═══ LISTED ENTRIES

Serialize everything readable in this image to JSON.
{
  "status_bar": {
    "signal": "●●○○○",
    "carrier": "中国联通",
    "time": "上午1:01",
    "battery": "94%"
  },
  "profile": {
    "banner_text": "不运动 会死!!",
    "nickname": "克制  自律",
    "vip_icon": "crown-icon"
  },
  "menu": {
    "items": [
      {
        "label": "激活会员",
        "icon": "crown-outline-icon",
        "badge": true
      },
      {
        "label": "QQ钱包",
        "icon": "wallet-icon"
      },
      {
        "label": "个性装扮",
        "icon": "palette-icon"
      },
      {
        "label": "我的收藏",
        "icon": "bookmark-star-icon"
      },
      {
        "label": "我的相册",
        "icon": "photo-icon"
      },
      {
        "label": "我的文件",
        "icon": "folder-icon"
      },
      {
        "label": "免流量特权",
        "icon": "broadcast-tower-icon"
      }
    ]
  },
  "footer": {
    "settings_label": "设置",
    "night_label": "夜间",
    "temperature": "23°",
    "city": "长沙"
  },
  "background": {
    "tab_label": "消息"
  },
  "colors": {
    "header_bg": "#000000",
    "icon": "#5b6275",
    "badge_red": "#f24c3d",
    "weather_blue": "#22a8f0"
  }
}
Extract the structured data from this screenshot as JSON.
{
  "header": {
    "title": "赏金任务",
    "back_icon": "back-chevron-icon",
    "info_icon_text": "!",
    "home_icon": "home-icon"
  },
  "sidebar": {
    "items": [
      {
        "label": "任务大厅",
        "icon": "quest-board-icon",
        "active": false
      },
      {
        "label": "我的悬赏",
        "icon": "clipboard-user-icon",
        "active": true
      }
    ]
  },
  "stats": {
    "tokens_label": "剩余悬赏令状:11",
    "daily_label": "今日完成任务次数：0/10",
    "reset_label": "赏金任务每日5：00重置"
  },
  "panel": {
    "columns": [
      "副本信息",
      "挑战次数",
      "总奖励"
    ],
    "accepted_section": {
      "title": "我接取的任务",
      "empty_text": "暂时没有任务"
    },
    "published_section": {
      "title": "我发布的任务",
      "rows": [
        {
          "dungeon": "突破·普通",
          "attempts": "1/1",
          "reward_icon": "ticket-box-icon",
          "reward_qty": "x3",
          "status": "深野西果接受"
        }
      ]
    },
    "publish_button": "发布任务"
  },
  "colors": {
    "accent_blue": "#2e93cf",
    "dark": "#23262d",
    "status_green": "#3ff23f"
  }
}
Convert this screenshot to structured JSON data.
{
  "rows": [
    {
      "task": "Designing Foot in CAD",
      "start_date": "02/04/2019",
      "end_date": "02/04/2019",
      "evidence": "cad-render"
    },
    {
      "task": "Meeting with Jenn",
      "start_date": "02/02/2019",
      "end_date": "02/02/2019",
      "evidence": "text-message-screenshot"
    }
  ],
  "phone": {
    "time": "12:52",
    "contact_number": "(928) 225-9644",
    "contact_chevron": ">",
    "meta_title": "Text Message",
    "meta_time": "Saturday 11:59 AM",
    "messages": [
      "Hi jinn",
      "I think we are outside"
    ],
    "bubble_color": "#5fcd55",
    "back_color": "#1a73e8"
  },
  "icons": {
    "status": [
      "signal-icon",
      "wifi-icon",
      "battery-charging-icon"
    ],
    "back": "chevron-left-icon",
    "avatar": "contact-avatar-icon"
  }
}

══════

### TASK
Return each entry from the material above exactly as it appears.

### PROBLEM SOLUTION
Serialize everything readable in this image to JSON.
{
  "status_bar": {
    "signal": "●●○○○",
    "carrier": "中国联通",
    "time": "上午1:01",
    "battery": "94%"
  },
  "profile": {
    "banner_text": "不运动 会死!!",
    "nickname": "克制  自律",
    "vip_icon": "crown-icon"
  },
  "menu": {
    "items": [
      {
        "label": "激活会员",
        "icon": "crown-outline-icon",
        "badge": true
      },
      {
        "label": "QQ钱包",
        "icon": "wallet-icon"
      },
      {
        "label": "个性装扮",
        "icon": "palette-icon"
      },
      {
        "label": "我的收藏",
        "icon": "bookmark-star-icon"
      },
      {
        "label": "我的相册",
        "icon": "photo-icon"
      },
      {
        "label": "我的文件",
        "icon": "folder-icon"
      },
      {
        "label": "免流量特权",
        "icon": "broadcast-tower-icon"
      }
    ]
  },
  "footer": {
    "settings_label": "设置",
    "night_label": "夜间",
    "temperature": "23°",
    "city": "长沙"
  },
  "background": {
    "tab_label": "消息"
  },
  "colors": {
    "header_bg": "#000000",
    "icon": "#5b6275",
    "badge_red": "#f24c3d",
    "weather_blue": "#22a8f0"
  }
}
Extract the structured data from this screenshot as JSON.
{
  "header": {
    "title": "赏金任务",
    "back_icon": "back-chevron-icon",
    "info_icon_text": "!",
    "home_icon": "home-icon"
  },
  "sidebar": {
    "items": [
      {
        "label": "任务大厅",
        "icon": "quest-board-icon",
        "active": false
      },
      {
        "label": "我的悬赏",
        "icon": "clipboard-user-icon",
        "active": true
      }
    ]
  },
  "stats": {
    "tokens_label": "剩余悬赏令状:11",
    "daily_label": "今日完成任务次数：0/10",
    "reset_label": "赏金任务每日5：00重置"
  },
  "panel": {
    "columns": [
      "副本信息",
      "挑战次数",
      "总奖励"
    ],
    "accepted_section": {
      "title": "我接取的任务",
      "empty_text": "暂时没有任务"
    },
    "published_section": {
      "title": "我发布的任务",
      "rows": [
        {
          "dungeon": "突破·普通",
          "attempts": "1/1",
          "reward_icon": "ticket-box-icon",
          "reward_qty": "x3",
          "status": "深野西果接受"
        }
      ]
    },
    "publish_button": "发布任务"
  },
  "colors": {
    "accent_blue": "#2e93cf",
    "dark": "#23262d",
    "status_green": "#3ff23f"
  }
}
Convert this screenshot to structured JSON data.
{
  "rows": [
    {
      "task": "Designing Foot in CAD",
      "start_date": "02/04/2019",
      "end_date": "02/04/2019",
      "evidence": "cad-render"
    },
    {
      "task": "Meeting with Jenn",
      "start_date": "02/02/2019",
      "end_date": "02/02/2019",
      "evidence": "text-message-screenshot"
    }
  ],
  "phone": {
    "time": "12:52",
    "contact_number": "(928) 225-9644",
    "contact_chevron": ">",
    "meta_title": "Text Message",
    "meta_time": "Saturday 11:59 AM",
    "messages": [
      "Hi jinn",
      "I think we are outside"
    ],
    "bubble_color": "#5fcd55",
    "back_color": "#1a73e8"
  },
  "icons": {
    "status": [
      "signal-icon",
      "wifi-icon",
      "battery-charging-icon"
    ],
    "back": "chevron-left-icon",
    "avatar": "contact-avatar-icon"
  }
}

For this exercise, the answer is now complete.